AIM:
Where a line contains the word "економіки", copy that line in full.

Saved entries
══════════

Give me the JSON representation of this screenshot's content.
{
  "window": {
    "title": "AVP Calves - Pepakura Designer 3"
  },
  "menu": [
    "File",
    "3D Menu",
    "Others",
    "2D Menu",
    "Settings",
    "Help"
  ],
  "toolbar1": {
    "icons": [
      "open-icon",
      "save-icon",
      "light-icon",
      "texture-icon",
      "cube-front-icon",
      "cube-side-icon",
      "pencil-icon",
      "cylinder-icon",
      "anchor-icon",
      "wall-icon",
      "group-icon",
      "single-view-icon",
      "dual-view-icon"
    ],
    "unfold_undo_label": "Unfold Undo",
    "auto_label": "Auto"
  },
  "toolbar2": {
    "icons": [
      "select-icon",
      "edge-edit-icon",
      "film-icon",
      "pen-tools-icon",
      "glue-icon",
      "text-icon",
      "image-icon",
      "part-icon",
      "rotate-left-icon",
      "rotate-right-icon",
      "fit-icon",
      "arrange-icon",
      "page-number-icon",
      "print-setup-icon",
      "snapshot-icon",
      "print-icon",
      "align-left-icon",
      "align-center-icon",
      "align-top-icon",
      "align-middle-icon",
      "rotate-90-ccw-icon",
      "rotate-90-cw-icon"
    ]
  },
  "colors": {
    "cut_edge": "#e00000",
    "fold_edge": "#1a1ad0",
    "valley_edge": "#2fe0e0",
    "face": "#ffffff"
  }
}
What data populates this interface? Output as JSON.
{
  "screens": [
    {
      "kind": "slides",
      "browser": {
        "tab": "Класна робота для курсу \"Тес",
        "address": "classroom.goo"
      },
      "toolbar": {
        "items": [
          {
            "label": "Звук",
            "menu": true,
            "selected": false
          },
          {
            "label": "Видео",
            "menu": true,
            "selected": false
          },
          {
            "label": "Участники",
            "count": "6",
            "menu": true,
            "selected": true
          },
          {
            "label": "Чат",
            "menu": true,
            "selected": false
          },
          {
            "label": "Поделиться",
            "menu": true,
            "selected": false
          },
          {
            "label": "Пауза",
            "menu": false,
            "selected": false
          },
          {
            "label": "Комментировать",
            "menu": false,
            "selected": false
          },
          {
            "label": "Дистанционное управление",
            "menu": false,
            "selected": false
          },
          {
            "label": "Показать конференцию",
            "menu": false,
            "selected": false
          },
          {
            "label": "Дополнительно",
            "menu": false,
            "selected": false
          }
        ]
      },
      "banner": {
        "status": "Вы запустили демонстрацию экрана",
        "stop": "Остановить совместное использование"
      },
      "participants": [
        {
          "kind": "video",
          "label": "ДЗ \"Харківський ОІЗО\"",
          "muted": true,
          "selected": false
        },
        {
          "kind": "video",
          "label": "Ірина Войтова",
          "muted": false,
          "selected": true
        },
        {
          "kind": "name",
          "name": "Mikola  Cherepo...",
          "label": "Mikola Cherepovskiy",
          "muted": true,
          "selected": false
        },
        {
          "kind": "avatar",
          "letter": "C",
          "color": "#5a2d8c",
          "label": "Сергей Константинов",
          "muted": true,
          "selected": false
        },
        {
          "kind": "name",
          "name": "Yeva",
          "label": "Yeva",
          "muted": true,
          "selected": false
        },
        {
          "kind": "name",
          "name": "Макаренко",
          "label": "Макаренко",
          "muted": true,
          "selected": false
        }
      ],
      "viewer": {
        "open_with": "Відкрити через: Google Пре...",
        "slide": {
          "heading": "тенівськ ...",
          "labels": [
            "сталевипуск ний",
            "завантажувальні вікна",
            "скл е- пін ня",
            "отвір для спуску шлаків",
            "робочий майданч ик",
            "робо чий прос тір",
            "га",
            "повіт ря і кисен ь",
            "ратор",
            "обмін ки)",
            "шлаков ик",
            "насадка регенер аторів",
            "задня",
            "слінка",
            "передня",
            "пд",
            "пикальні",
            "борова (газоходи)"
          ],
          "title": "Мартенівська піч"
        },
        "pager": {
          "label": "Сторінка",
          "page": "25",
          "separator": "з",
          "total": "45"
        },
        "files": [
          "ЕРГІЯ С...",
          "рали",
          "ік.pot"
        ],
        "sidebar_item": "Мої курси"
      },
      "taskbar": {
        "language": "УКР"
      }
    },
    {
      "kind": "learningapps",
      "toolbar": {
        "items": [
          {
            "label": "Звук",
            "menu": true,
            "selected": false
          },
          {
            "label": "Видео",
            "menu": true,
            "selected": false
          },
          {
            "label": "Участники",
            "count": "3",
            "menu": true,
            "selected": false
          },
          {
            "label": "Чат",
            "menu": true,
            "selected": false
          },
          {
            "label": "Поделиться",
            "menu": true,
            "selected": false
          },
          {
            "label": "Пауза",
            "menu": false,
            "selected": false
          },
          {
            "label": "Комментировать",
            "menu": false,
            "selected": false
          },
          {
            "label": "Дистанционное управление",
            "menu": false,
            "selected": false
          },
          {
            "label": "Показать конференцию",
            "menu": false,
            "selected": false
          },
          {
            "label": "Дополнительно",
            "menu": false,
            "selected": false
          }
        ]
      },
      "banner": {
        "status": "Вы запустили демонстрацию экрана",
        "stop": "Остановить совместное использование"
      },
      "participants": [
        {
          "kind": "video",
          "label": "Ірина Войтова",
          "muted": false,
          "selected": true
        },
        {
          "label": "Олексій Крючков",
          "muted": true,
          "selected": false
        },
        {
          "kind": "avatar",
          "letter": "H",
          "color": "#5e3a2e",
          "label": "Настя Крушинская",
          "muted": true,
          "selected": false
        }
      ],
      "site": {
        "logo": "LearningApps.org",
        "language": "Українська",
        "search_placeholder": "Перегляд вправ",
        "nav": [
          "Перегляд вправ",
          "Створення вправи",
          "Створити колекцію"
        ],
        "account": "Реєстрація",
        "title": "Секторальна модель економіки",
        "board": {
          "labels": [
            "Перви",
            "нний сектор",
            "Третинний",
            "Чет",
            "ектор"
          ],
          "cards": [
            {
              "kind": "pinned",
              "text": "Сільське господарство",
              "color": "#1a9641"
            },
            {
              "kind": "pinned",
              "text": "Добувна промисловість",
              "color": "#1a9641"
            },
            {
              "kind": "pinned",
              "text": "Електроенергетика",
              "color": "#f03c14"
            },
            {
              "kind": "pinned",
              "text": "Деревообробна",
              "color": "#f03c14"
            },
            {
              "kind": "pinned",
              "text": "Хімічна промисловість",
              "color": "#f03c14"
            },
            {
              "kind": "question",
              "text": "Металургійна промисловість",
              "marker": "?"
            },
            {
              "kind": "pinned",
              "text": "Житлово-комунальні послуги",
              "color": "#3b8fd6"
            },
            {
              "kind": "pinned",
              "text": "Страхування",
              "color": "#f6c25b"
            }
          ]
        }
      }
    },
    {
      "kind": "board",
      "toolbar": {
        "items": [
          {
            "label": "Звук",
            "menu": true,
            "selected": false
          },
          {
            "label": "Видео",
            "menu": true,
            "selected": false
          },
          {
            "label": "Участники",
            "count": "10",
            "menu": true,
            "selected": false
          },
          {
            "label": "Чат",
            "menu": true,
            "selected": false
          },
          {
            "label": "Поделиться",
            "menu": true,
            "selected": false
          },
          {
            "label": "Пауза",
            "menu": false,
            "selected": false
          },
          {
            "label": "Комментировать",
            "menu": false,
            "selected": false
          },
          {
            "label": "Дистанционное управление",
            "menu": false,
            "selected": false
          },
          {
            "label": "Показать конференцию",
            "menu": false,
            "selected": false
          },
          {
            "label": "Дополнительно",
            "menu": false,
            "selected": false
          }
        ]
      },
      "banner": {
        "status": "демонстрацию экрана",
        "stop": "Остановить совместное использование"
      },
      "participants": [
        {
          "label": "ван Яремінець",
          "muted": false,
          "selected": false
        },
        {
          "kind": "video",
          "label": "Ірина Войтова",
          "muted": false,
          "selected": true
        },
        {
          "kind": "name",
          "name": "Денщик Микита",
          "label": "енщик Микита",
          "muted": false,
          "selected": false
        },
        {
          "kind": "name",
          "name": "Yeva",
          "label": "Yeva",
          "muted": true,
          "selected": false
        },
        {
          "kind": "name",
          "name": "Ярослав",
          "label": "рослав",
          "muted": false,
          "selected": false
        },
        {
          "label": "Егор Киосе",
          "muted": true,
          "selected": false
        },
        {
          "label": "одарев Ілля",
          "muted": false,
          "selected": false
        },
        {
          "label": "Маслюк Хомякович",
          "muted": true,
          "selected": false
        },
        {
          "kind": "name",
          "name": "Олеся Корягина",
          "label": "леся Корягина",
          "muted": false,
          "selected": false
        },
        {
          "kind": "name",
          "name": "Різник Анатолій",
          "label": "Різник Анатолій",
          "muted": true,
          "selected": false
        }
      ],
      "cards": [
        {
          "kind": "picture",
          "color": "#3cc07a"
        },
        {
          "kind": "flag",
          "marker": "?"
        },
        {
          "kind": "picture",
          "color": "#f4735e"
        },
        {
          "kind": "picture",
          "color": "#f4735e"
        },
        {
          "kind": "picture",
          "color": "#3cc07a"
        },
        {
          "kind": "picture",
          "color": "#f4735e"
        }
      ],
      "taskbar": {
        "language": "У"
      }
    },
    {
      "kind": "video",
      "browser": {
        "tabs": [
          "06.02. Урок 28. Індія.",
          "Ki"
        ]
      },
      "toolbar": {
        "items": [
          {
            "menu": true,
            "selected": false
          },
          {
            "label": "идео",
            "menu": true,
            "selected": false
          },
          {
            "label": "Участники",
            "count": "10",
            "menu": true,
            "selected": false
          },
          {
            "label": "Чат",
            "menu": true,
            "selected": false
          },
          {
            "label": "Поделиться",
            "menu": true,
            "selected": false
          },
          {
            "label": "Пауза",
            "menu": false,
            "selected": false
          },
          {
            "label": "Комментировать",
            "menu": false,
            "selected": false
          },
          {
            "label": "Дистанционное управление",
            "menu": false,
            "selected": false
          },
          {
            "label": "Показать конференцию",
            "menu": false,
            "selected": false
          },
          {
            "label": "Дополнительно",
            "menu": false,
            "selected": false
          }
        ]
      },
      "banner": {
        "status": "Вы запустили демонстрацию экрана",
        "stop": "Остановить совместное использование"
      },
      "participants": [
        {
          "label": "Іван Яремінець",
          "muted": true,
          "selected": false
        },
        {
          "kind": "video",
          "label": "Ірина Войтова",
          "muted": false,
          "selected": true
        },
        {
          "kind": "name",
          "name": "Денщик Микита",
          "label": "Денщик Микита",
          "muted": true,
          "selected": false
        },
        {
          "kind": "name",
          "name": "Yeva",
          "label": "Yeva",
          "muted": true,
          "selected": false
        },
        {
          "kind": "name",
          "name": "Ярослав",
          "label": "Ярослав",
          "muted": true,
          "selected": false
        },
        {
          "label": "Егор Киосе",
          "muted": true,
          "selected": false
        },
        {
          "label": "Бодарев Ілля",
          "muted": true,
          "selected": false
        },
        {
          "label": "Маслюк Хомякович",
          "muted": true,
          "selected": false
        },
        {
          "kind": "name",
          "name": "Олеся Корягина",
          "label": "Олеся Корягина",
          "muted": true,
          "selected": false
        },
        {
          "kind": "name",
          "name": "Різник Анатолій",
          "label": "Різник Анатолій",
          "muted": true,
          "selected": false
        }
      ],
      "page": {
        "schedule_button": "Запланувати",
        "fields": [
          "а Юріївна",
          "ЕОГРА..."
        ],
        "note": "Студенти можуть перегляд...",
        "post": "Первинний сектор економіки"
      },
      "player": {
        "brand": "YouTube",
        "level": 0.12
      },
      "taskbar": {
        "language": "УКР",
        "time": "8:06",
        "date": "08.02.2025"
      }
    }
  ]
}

══════════

SOLUTION TO THIS TASK:
        "title": "Секторальна модель економіки",
        "post": "Первинний сектор економіки"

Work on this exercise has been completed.